Filter the data for lines with the word "from", then copy every line so identified.

##### EXTRACTED RECORDS

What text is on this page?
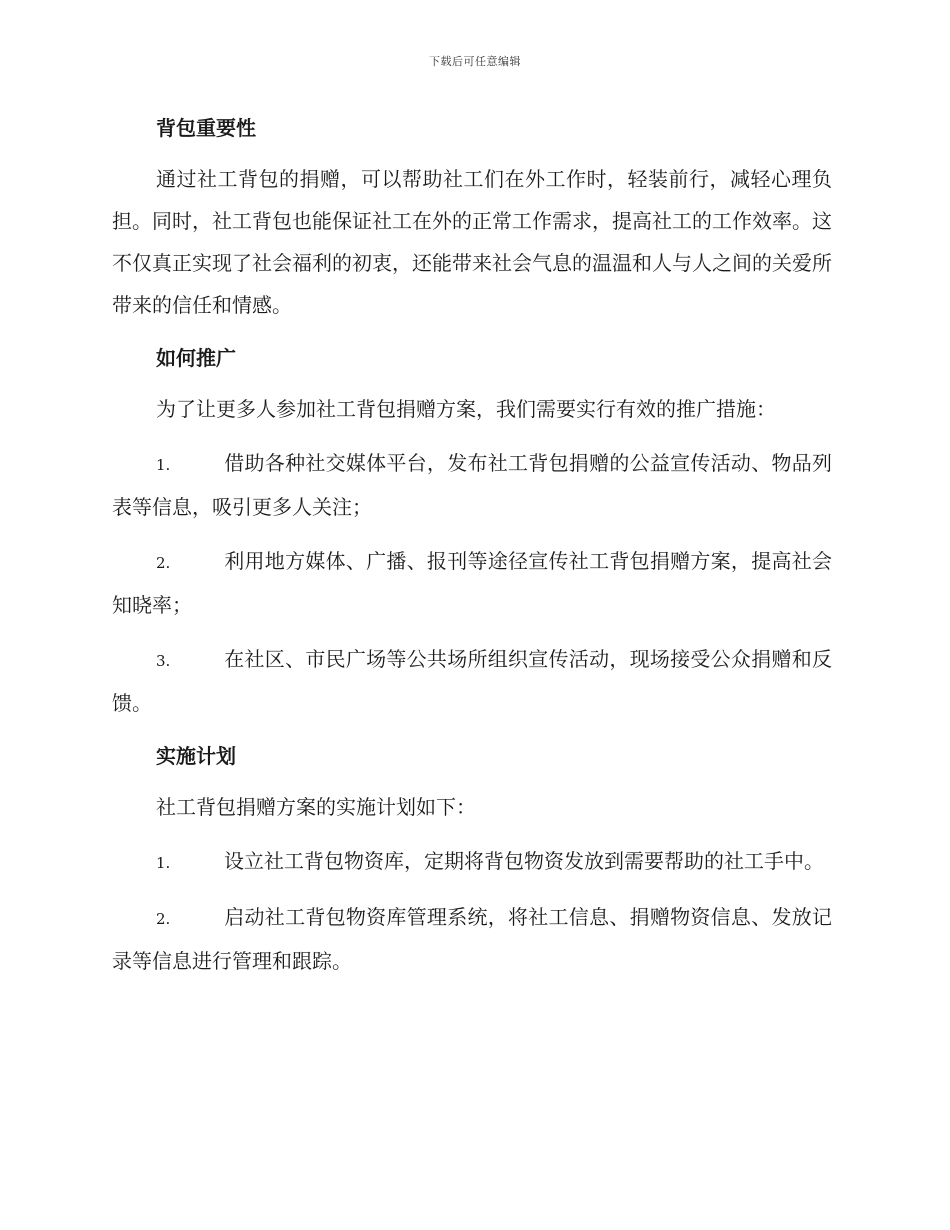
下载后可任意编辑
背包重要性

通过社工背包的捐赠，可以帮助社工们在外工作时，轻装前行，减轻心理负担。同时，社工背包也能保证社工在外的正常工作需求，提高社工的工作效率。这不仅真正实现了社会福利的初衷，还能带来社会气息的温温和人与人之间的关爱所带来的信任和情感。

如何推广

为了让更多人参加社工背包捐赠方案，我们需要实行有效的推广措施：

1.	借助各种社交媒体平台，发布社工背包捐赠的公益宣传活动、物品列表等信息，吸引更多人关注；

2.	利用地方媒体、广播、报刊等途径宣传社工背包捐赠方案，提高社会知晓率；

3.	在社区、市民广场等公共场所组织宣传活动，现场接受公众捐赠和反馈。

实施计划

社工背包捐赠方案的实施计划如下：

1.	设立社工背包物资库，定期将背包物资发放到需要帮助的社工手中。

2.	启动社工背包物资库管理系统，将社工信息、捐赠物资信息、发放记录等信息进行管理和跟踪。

##########
##### EXTRACTED RECORDS

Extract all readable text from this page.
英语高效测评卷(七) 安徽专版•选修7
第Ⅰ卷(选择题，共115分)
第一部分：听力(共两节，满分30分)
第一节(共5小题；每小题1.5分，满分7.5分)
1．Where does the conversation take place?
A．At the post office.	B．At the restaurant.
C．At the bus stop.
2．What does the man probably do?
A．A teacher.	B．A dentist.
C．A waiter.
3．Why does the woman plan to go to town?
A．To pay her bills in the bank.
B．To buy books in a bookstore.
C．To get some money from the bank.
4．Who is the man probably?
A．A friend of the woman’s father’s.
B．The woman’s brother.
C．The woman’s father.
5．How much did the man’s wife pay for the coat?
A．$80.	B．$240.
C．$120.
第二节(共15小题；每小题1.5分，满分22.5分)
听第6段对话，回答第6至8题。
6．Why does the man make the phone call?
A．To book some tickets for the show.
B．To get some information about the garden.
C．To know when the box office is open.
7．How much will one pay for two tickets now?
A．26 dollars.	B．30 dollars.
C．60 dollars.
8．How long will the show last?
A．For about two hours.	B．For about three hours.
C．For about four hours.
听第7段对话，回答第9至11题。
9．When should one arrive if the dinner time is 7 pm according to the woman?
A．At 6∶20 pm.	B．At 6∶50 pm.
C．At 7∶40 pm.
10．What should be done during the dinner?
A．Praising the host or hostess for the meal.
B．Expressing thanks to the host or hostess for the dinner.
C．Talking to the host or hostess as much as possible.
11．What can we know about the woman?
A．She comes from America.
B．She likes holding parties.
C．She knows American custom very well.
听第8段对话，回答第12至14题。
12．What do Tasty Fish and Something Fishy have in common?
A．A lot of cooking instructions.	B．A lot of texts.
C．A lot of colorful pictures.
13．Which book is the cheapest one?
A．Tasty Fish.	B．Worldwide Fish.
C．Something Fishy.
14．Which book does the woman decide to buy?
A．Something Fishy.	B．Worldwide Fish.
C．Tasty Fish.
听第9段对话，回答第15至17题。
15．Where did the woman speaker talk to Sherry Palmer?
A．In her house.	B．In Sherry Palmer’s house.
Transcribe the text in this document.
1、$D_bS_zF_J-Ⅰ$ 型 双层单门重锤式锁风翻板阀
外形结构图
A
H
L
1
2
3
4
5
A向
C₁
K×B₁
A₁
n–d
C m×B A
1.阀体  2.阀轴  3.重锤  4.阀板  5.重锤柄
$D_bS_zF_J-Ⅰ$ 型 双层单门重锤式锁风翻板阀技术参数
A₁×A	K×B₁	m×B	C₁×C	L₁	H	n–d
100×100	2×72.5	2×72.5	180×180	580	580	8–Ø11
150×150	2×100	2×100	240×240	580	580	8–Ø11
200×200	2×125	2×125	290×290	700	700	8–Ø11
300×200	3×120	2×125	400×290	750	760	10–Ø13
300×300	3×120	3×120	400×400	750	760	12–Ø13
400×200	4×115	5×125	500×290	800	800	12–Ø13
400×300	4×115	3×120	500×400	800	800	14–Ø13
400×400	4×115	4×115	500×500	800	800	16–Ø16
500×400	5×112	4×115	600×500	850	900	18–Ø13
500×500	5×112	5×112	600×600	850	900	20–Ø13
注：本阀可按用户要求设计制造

##########
##### EXTRACTED RECORDS

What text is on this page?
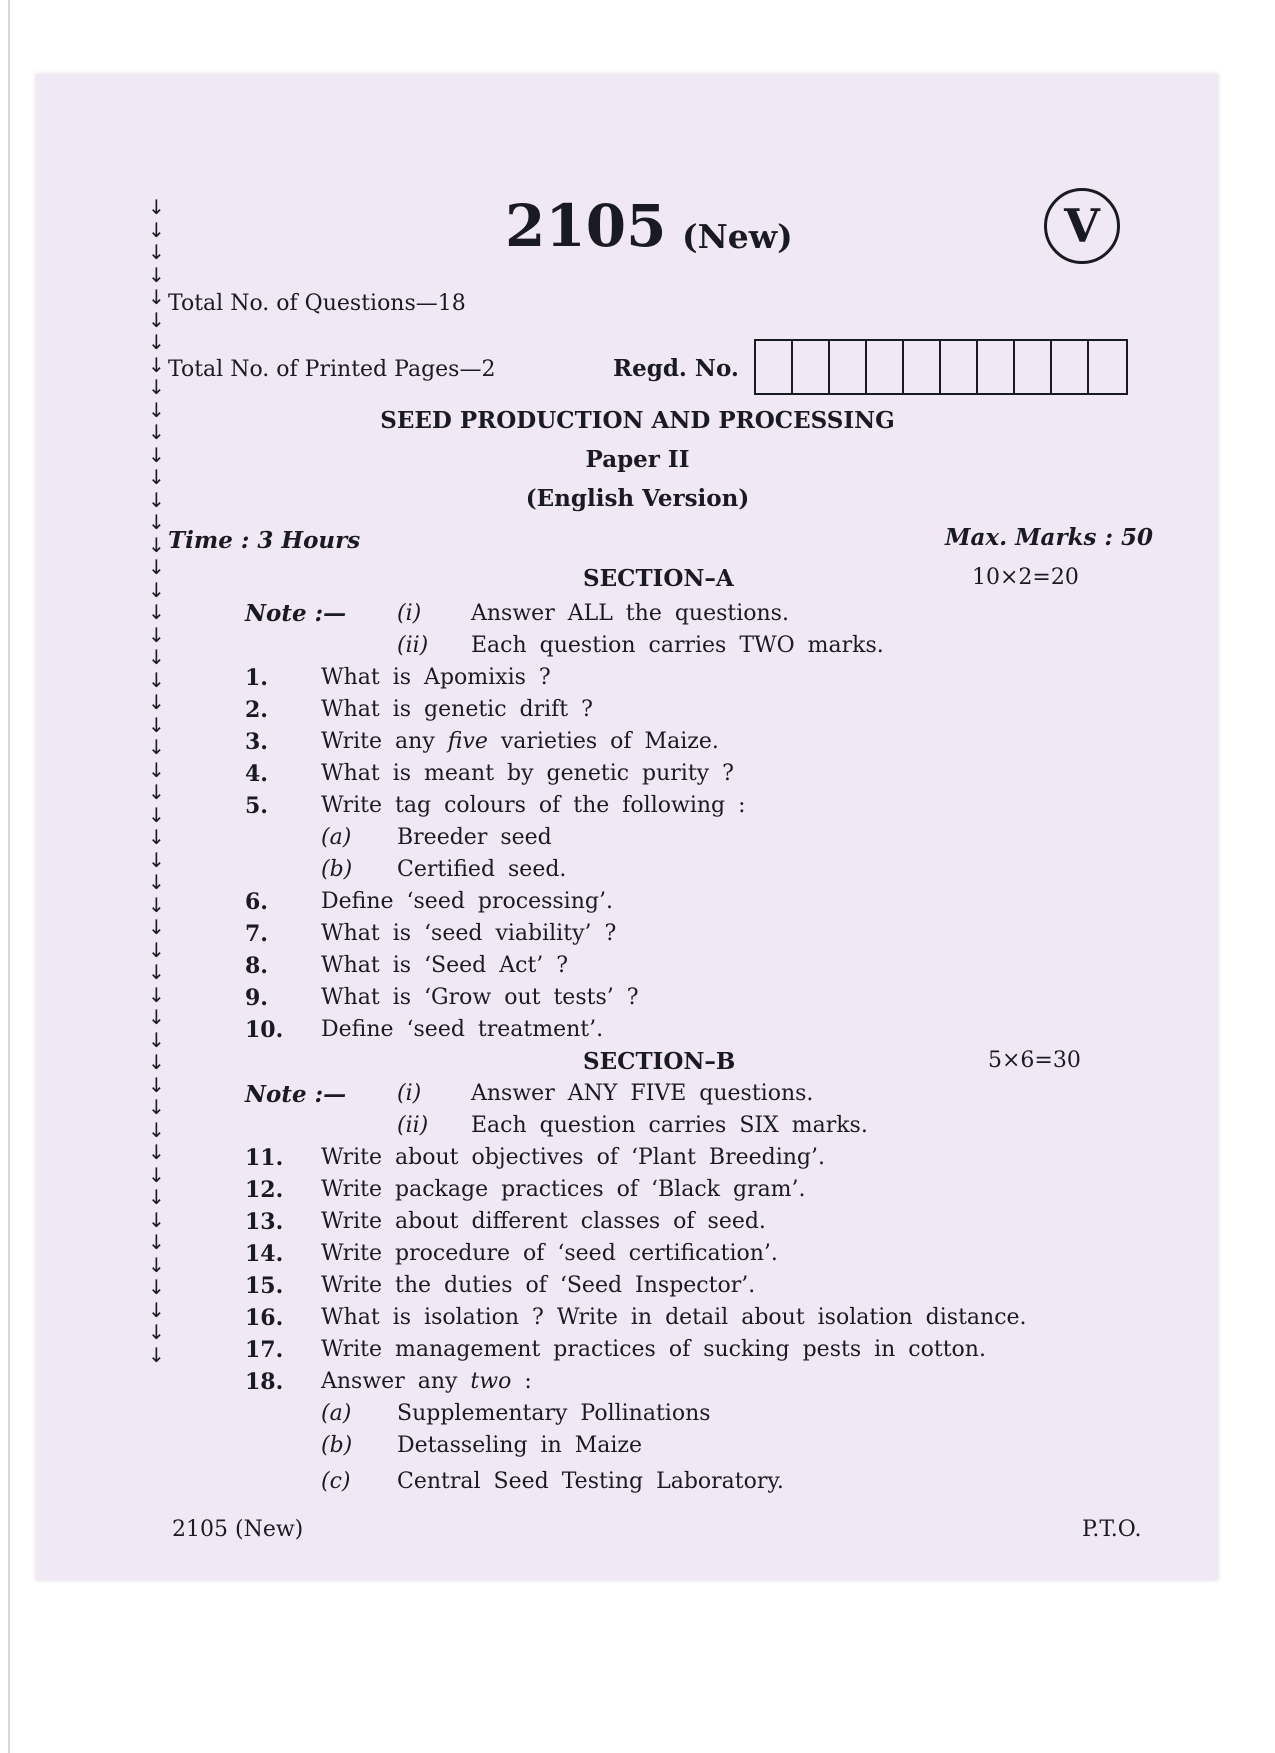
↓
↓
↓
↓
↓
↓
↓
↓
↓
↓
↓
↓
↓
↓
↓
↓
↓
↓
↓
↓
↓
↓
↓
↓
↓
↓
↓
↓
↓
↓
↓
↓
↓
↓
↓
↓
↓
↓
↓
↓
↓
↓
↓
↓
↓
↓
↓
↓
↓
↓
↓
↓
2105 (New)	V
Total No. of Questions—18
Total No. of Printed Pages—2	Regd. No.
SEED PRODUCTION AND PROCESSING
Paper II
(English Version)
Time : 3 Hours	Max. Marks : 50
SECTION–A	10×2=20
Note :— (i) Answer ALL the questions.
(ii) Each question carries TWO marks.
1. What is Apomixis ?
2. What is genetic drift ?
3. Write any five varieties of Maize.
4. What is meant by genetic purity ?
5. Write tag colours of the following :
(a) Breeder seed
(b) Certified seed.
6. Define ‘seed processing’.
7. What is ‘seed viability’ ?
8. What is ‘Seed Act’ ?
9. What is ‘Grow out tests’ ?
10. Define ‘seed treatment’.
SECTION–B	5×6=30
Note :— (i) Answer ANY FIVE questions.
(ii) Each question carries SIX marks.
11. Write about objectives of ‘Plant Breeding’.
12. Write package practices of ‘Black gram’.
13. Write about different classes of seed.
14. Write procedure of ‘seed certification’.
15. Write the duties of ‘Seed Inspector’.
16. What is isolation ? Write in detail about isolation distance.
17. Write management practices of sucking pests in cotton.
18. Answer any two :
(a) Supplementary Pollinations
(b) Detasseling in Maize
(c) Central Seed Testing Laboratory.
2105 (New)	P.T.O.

##########

FINISHED TASK
Extract all readable text from this page.
C．To get some money from the bank.
A．She comes from America.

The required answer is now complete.